# What to do
Copy every line of the entries that includes the word "соревнований".

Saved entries
· · · · ·

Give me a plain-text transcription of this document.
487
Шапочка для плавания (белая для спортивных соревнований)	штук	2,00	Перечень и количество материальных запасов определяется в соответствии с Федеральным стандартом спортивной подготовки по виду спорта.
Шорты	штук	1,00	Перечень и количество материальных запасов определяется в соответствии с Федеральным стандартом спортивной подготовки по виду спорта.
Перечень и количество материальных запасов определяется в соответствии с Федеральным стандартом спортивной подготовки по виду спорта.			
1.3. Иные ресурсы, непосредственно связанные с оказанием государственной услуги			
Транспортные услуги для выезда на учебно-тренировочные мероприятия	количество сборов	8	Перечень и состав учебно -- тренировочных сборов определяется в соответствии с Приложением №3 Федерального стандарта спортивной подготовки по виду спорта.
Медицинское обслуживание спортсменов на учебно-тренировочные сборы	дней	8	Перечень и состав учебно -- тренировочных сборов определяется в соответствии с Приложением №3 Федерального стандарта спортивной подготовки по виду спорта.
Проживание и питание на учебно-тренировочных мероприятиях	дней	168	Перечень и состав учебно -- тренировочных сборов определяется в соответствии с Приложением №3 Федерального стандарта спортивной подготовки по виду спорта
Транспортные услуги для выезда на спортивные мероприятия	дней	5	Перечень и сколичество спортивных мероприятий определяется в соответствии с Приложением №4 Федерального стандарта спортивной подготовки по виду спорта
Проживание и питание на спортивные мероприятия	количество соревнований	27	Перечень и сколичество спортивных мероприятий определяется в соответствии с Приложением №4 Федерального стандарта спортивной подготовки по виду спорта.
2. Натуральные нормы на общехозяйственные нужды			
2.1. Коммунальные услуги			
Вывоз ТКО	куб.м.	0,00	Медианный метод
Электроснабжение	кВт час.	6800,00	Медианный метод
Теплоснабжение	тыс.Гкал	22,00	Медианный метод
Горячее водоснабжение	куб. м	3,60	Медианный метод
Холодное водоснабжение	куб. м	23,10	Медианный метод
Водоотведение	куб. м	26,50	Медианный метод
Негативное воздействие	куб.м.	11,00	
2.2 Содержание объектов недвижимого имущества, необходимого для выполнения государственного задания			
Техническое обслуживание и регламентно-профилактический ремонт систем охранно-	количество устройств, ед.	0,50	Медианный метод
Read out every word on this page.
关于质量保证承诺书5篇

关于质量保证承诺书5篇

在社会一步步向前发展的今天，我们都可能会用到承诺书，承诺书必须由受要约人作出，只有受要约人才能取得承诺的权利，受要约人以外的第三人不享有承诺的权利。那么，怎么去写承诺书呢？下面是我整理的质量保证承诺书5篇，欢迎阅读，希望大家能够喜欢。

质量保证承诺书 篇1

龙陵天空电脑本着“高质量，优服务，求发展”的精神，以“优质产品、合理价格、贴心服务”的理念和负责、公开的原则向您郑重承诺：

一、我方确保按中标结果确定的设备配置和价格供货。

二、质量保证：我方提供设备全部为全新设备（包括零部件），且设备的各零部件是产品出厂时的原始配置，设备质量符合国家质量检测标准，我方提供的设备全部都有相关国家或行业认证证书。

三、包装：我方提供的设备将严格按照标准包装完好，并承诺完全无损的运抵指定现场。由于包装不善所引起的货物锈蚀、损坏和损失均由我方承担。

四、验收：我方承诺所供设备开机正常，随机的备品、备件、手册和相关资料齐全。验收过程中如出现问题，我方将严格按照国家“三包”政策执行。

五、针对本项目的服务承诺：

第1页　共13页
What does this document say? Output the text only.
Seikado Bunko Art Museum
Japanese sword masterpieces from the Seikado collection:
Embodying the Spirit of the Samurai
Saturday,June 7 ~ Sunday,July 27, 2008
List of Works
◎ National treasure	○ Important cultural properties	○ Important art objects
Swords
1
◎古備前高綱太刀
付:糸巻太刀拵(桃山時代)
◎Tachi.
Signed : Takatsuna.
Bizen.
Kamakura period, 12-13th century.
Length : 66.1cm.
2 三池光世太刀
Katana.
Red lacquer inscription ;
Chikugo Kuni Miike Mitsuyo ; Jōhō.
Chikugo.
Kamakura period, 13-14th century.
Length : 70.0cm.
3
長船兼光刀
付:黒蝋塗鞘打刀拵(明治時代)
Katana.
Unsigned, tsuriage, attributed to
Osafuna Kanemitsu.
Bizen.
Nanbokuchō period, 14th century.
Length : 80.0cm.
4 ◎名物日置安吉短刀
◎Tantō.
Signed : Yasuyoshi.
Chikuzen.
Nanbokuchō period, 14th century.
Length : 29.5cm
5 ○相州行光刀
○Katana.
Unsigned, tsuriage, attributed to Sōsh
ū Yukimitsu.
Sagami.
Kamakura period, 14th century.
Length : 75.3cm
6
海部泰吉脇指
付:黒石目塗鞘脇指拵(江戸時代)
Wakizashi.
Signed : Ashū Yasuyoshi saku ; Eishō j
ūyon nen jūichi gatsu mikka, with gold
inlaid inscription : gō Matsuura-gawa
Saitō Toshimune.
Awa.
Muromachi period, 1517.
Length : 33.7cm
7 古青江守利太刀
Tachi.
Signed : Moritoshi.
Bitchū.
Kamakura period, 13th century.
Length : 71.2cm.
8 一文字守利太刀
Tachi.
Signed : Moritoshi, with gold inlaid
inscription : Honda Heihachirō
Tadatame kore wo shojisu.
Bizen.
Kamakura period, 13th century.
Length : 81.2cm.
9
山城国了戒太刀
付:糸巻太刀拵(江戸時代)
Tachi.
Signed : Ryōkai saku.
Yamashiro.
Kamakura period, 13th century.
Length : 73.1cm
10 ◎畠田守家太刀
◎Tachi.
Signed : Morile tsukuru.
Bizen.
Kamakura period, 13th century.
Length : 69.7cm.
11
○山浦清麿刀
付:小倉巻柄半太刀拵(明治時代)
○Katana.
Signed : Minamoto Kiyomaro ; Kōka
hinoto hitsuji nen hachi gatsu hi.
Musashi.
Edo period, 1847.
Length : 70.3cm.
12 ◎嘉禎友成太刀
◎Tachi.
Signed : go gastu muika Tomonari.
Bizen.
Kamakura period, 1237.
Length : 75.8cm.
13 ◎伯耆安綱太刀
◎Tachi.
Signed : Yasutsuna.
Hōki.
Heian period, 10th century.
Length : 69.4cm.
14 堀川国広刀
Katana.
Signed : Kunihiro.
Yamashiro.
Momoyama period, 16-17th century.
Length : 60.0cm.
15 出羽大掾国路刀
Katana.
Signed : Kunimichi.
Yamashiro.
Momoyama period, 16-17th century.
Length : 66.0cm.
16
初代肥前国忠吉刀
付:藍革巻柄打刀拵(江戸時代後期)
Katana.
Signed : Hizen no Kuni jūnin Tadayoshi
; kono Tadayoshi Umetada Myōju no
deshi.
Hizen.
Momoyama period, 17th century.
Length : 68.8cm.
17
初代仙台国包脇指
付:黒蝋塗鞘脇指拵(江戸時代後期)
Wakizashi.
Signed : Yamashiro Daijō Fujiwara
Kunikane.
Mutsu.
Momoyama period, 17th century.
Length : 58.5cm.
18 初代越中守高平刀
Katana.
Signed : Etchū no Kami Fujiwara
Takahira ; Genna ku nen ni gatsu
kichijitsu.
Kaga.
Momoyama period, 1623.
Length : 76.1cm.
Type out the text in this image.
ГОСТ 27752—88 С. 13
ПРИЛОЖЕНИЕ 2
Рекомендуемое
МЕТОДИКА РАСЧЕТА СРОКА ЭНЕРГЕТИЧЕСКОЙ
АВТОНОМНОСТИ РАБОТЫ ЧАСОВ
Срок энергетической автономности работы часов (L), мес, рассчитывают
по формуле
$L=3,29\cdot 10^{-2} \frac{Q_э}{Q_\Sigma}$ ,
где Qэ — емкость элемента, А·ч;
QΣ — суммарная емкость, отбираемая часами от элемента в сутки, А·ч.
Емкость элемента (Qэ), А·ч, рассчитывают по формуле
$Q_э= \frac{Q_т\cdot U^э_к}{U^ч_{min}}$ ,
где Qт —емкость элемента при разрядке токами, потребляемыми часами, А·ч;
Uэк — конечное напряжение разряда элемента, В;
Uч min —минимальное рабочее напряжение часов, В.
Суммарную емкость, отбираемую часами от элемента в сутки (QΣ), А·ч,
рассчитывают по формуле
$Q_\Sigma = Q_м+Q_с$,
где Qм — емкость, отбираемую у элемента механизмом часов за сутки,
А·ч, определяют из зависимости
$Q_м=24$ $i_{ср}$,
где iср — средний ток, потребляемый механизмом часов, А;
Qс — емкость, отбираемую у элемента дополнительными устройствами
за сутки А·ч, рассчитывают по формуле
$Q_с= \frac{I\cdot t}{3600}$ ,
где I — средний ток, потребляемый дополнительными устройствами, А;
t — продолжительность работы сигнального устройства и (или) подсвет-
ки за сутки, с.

· · · · ·

# Result of this task
Шапочка для плавания (белая для спортивных соревнований)	штук	2,00	Перечень и количество материальных запасов определяется в соответствии с Федеральным стандартом спортивной подготовки по виду спорта.
Проживание и питание на спортивные мероприятия	количество соревнований	27	Перечень и сколичество спортивных мероприятий определяется в соответствии с Приложением №4 Федерального стандарта спортивной подготовки по виду спорта.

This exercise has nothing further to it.